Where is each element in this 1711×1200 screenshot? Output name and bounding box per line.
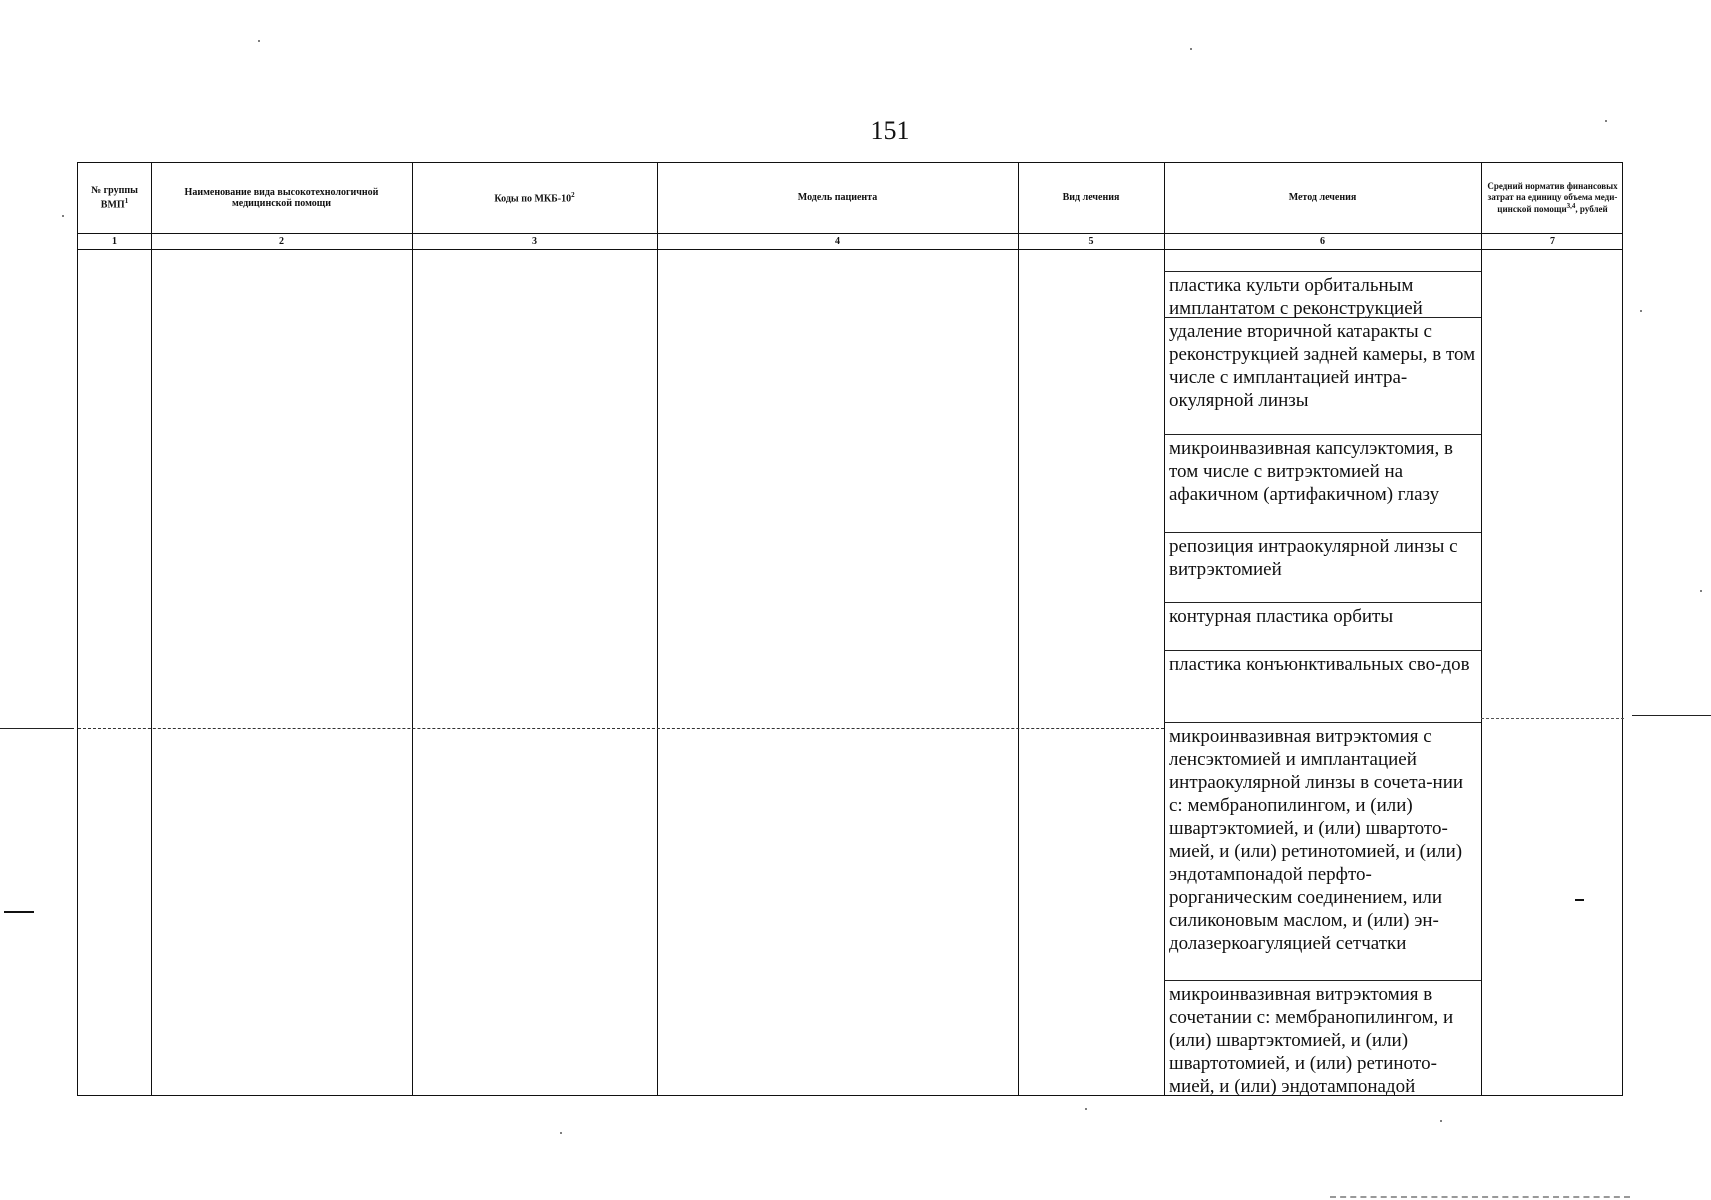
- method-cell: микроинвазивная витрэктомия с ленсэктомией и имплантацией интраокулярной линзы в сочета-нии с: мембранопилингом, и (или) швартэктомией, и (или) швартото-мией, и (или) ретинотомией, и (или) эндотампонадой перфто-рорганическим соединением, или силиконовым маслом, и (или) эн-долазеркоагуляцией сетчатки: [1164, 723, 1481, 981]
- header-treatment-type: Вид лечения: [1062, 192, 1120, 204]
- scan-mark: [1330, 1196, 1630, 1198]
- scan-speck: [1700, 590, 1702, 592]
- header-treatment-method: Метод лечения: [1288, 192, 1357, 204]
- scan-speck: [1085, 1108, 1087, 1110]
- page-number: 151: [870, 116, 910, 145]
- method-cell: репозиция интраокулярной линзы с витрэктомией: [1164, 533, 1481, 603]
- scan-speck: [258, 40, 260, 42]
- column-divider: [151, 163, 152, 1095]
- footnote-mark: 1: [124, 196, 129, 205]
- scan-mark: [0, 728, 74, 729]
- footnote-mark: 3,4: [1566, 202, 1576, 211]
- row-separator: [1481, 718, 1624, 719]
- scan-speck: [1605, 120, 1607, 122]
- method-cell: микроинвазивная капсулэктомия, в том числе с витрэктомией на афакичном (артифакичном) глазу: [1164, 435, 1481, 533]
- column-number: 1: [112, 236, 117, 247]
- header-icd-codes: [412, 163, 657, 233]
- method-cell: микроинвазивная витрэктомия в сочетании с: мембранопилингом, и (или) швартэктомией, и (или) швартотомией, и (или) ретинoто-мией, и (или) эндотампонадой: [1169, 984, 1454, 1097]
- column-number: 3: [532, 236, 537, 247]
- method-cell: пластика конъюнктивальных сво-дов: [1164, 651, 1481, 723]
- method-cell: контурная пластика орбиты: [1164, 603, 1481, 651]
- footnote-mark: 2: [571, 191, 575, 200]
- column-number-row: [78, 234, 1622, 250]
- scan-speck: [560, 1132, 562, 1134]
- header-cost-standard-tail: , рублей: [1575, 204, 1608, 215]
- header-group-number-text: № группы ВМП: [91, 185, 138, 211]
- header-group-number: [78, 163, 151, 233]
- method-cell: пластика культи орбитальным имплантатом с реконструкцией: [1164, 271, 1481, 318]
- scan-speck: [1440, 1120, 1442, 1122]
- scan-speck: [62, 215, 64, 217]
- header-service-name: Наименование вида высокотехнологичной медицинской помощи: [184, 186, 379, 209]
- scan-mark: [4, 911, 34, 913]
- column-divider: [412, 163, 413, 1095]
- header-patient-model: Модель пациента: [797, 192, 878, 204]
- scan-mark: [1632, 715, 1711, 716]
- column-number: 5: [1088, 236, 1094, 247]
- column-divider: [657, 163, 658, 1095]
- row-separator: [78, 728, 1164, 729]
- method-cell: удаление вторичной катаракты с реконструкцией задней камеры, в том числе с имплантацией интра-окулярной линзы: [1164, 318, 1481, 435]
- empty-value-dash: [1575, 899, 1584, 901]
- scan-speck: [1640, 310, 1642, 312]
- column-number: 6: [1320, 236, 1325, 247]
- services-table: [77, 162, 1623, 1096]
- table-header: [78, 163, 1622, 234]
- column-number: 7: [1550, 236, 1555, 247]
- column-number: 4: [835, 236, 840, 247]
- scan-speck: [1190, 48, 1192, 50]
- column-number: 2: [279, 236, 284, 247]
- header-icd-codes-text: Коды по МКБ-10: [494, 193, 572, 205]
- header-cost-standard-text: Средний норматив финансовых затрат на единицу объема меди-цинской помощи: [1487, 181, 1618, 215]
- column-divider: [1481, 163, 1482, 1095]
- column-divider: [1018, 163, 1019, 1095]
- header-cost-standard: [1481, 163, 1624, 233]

□ □ □

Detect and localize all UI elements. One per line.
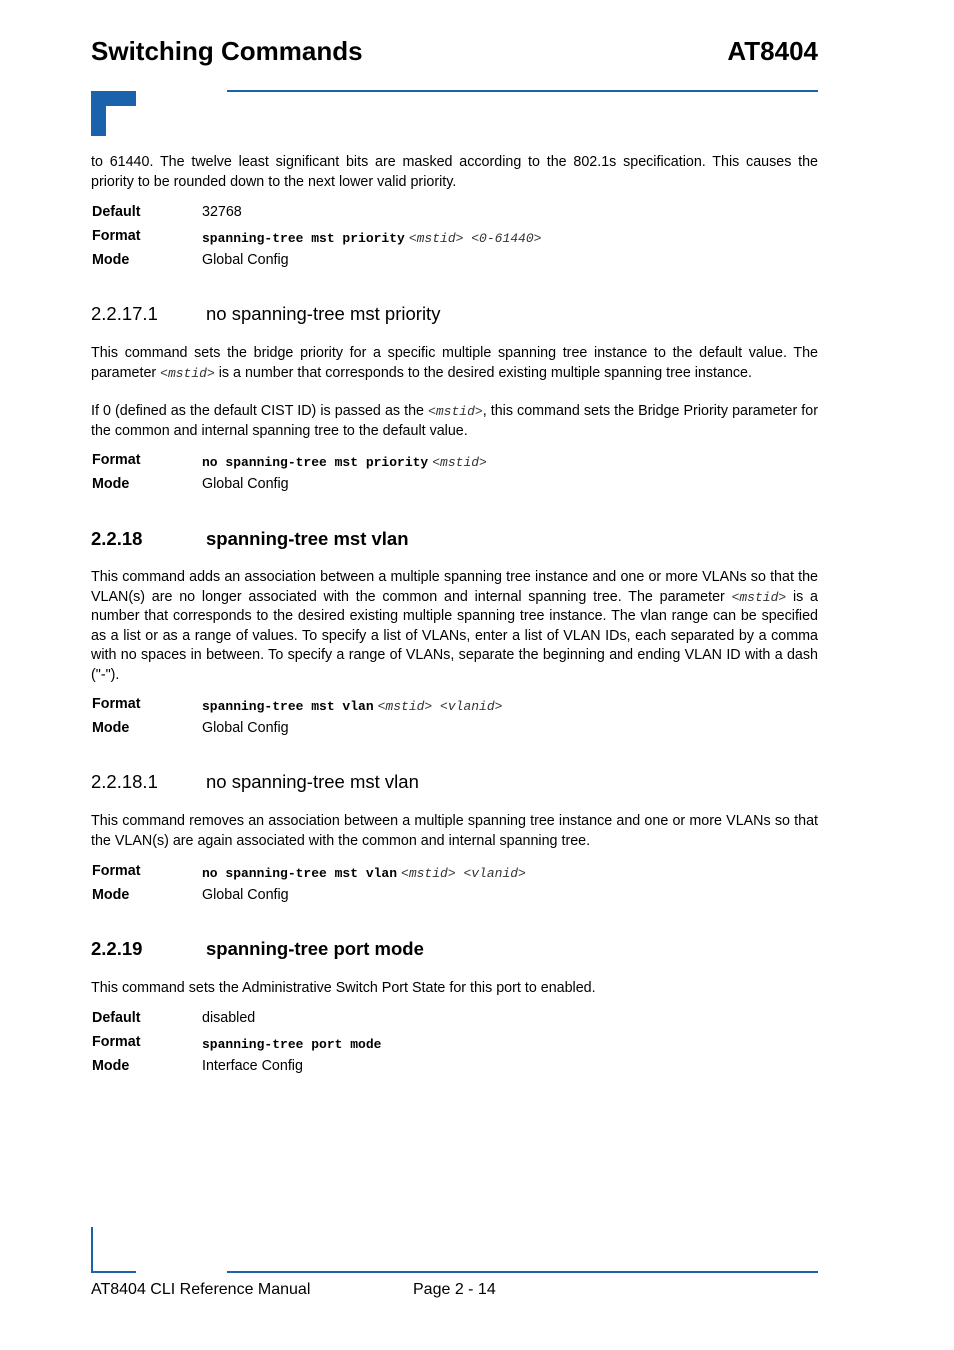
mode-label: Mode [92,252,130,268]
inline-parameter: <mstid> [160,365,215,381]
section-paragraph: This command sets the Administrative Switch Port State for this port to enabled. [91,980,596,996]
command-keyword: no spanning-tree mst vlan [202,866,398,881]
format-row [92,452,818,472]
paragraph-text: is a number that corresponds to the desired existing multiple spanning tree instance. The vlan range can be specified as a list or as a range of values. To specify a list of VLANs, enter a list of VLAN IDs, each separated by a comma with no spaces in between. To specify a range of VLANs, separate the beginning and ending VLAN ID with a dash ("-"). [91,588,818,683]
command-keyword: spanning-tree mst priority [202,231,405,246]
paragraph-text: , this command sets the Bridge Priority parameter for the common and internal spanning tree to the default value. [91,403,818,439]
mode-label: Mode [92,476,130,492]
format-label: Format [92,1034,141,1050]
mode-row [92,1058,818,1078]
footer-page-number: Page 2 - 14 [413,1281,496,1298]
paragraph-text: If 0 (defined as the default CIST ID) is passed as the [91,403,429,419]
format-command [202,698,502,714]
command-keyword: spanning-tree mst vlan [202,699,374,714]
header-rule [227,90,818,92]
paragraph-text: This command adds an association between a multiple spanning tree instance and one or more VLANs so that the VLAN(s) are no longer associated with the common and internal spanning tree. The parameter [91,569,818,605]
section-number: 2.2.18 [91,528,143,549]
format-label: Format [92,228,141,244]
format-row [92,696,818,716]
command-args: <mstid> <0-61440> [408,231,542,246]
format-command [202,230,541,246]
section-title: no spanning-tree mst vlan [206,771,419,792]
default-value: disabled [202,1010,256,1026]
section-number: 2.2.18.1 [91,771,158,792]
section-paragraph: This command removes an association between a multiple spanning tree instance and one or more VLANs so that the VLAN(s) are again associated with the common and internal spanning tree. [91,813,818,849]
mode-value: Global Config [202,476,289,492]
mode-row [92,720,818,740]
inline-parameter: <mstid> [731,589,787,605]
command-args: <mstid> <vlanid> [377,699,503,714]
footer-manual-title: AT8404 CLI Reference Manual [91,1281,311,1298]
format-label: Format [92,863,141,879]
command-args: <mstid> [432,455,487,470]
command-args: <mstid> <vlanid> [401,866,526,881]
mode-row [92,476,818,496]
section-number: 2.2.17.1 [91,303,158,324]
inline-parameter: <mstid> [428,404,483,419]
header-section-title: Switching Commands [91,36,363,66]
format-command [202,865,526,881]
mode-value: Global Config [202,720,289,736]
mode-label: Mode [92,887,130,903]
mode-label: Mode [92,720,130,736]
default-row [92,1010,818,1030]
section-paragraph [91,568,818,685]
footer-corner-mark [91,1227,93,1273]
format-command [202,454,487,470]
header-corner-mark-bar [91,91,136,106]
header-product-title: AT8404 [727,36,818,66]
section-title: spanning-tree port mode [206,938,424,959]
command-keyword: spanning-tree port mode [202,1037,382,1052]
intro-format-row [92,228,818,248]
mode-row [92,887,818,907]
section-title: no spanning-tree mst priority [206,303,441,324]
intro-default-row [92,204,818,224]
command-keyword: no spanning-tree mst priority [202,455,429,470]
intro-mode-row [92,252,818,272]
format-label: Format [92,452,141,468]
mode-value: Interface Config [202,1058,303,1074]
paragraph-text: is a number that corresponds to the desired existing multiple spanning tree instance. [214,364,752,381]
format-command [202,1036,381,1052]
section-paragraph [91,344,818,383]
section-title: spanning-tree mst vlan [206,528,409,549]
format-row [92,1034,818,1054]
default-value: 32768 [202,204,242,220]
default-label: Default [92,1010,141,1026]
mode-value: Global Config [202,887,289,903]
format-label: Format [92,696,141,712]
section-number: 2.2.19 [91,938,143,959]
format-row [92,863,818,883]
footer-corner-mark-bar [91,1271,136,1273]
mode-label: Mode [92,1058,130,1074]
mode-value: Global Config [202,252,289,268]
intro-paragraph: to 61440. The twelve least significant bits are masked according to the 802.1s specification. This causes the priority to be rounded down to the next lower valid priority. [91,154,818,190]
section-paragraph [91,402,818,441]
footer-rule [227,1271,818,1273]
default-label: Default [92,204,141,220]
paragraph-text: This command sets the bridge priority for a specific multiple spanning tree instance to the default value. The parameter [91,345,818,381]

□ □ □

What you are asked to do
How many lines in the data above contain the string "лечения"? Reply with the number alone.

Solution
2